■ **Exercise brief**: Collect the lines of the entries where "JSON" shows up.

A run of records
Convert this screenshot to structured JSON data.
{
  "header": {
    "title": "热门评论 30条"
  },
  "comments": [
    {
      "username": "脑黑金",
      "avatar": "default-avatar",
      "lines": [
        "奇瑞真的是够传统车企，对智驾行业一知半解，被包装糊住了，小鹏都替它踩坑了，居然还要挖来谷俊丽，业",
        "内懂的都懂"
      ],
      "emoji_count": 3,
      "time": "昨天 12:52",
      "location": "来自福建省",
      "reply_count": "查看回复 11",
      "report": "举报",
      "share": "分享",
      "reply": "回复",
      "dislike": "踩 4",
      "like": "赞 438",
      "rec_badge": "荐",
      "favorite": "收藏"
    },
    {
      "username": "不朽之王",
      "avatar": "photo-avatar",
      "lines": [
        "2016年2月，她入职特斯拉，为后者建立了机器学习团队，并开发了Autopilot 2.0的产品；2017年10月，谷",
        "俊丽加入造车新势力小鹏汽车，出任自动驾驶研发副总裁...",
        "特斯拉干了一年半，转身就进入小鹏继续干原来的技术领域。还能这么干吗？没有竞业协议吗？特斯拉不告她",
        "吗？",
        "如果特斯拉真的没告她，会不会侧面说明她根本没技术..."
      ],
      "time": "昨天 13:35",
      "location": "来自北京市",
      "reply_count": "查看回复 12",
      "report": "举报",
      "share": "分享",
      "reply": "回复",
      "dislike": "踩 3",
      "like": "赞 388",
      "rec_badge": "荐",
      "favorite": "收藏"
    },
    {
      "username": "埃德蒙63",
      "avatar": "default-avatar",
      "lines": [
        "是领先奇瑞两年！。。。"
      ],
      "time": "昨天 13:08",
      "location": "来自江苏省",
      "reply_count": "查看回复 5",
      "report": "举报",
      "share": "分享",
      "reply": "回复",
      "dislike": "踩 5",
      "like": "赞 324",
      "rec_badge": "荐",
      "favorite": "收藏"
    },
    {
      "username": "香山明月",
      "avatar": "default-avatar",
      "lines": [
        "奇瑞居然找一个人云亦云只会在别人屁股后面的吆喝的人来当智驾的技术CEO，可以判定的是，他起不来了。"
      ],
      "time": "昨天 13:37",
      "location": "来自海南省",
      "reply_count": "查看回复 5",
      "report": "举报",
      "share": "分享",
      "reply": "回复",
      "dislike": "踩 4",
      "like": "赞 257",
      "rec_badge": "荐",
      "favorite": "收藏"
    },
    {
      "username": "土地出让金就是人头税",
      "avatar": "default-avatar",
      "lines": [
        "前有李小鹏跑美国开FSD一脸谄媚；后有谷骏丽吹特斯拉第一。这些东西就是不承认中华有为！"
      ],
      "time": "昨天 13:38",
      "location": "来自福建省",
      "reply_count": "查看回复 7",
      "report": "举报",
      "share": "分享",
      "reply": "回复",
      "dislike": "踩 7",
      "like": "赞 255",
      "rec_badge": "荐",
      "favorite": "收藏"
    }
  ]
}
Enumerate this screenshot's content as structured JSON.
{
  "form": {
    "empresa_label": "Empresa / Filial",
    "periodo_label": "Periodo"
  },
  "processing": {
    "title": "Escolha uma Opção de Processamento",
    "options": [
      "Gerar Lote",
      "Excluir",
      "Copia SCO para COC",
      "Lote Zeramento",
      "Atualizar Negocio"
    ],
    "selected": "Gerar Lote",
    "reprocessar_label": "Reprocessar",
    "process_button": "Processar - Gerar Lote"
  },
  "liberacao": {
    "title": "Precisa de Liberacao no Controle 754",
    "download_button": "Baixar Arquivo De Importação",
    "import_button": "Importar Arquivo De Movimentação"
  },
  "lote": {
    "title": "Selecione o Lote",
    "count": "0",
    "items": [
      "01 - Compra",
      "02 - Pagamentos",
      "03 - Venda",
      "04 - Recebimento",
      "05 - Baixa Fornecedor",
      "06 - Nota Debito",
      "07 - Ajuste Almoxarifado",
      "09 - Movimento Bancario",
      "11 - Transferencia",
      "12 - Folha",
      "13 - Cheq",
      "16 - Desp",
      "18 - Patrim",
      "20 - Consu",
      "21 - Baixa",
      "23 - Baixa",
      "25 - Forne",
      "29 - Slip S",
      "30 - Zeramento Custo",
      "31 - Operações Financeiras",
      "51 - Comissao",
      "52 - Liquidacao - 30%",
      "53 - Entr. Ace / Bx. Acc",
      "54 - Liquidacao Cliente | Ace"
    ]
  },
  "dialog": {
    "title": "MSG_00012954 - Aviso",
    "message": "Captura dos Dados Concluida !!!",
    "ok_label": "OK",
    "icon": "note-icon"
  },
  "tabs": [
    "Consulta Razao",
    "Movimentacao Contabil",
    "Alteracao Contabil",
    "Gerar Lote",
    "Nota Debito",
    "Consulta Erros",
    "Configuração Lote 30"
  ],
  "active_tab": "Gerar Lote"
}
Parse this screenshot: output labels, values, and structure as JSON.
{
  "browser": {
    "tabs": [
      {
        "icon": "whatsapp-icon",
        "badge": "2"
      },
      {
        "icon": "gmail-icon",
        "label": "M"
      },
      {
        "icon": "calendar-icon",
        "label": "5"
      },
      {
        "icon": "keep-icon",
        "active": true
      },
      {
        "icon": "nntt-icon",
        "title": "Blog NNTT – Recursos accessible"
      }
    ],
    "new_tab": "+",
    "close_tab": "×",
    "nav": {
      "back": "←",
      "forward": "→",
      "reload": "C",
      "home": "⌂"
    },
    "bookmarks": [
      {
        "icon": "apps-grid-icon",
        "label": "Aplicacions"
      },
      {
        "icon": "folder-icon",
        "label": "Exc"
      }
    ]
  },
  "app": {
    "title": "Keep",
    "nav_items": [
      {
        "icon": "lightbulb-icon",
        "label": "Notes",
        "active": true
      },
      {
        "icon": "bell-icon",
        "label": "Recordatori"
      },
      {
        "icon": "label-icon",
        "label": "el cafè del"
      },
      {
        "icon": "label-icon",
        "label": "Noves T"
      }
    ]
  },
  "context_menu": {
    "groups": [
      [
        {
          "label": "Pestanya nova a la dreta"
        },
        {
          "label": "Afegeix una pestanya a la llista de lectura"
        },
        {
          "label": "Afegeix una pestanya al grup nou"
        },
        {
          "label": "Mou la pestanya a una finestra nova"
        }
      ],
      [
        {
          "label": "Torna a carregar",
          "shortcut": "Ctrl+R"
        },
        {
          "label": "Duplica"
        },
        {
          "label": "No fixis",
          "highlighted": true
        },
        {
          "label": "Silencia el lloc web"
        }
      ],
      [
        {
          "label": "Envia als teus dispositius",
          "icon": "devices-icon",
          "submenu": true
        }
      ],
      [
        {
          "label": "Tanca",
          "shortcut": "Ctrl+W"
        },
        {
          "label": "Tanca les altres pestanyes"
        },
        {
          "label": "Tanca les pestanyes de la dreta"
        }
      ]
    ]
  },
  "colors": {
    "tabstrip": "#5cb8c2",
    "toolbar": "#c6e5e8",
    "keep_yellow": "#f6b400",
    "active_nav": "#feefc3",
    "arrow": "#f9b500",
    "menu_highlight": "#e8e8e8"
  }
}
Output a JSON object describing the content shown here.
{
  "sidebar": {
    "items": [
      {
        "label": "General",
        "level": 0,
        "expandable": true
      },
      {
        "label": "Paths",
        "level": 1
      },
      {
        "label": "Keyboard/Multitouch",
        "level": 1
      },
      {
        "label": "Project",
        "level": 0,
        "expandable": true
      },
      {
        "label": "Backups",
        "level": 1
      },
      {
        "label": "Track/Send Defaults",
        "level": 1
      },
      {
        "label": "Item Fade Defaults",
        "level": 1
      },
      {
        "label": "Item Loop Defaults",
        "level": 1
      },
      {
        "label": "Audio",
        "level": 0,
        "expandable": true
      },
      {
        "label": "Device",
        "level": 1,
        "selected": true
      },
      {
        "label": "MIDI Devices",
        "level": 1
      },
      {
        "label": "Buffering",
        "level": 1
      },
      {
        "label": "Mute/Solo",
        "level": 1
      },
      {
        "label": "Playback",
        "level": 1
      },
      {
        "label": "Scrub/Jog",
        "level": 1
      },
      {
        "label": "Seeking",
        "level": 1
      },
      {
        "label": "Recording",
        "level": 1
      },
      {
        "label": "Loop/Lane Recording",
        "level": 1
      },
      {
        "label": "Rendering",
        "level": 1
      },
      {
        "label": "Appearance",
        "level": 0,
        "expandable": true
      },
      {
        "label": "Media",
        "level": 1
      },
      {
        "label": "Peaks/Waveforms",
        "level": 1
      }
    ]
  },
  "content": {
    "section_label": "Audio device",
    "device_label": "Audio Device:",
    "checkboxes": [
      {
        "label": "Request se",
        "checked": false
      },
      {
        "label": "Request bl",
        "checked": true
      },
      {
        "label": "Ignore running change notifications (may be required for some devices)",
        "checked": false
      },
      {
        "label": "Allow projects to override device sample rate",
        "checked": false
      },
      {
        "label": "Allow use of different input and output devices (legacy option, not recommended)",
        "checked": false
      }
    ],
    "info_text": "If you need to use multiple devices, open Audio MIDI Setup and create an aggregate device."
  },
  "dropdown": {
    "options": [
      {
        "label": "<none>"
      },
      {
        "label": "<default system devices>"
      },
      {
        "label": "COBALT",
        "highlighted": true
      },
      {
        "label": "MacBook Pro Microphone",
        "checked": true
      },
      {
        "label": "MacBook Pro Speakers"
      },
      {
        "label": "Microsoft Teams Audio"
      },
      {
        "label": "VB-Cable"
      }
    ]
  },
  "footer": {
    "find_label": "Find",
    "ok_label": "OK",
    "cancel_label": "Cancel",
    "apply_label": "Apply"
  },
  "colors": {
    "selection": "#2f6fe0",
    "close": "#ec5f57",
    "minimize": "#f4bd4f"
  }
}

■ **Result**:
Convert this screenshot to structured JSON data.
Enumerate this screenshot's content as structured JSON.
Parse this screenshot: output labels, values, and structure as JSON.
Output a JSON object describing the content shown here.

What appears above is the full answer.